→ REQUIREMENTS: Copy out the entries below in full and exactly.

***** MATERIAL FOR THIS EXERCISE

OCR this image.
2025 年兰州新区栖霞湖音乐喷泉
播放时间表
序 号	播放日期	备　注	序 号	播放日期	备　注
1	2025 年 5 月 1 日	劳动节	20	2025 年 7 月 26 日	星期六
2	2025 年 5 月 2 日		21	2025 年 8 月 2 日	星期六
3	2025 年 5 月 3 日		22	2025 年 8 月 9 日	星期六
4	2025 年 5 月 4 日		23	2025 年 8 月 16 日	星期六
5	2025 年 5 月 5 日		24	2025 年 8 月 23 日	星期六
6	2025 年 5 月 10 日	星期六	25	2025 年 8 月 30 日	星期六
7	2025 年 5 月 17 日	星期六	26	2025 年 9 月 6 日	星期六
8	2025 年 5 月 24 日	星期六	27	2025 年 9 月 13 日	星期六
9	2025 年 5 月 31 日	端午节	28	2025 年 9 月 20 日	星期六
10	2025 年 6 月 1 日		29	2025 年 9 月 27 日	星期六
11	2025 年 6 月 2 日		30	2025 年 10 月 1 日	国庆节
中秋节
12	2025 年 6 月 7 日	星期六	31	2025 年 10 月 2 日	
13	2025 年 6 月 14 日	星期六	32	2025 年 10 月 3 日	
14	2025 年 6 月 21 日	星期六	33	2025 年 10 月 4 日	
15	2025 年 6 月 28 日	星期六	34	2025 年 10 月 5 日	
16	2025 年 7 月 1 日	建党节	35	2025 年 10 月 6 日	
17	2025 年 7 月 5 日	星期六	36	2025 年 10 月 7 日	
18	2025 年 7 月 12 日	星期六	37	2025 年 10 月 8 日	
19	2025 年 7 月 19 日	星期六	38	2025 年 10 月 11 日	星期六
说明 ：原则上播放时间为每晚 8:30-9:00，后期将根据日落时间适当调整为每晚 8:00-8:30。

**********

→ EXERCISE SOLUTION:
OCR this image.
2025 年兰州新区栖霞湖音乐喷泉
播放时间表
序 号	播放日期	备　注	序 号	播放日期	备　注
1	2025 年 5 月 1 日	劳动节	20	2025 年 7 月 26 日	星期六
2	2025 年 5 月 2 日		21	2025 年 8 月 2 日	星期六
3	2025 年 5 月 3 日		22	2025 年 8 月 9 日	星期六
4	2025 年 5 月 4 日		23	2025 年 8 月 16 日	星期六
5	2025 年 5 月 5 日		24	2025 年 8 月 23 日	星期六
6	2025 年 5 月 10 日	星期六	25	2025 年 8 月 30 日	星期六
7	2025 年 5 月 17 日	星期六	26	2025 年 9 月 6 日	星期六
8	2025 年 5 月 24 日	星期六	27	2025 年 9 月 13 日	星期六
9	2025 年 5 月 31 日	端午节	28	2025 年 9 月 20 日	星期六
10	2025 年 6 月 1 日		29	2025 年 9 月 27 日	星期六
11	2025 年 6 月 2 日		30	2025 年 10 月 1 日	国庆节
中秋节
12	2025 年 6 月 7 日	星期六	31	2025 年 10 月 2 日	
13	2025 年 6 月 14 日	星期六	32	2025 年 10 月 3 日	
14	2025 年 6 月 21 日	星期六	33	2025 年 10 月 4 日	
15	2025 年 6 月 28 日	星期六	34	2025 年 10 月 5 日	
16	2025 年 7 月 1 日	建党节	35	2025 年 10 月 6 日	
17	2025 年 7 月 5 日	星期六	36	2025 年 10 月 7 日	
18	2025 年 7 月 12 日	星期六	37	2025 年 10 月 8 日	
19	2025 年 7 月 19 日	星期六	38	2025 年 10 月 11 日	星期六
说明 ：原则上播放时间为每晚 8:30-9:00，后期将根据日落时间适当调整为每晚 8:00-8:30。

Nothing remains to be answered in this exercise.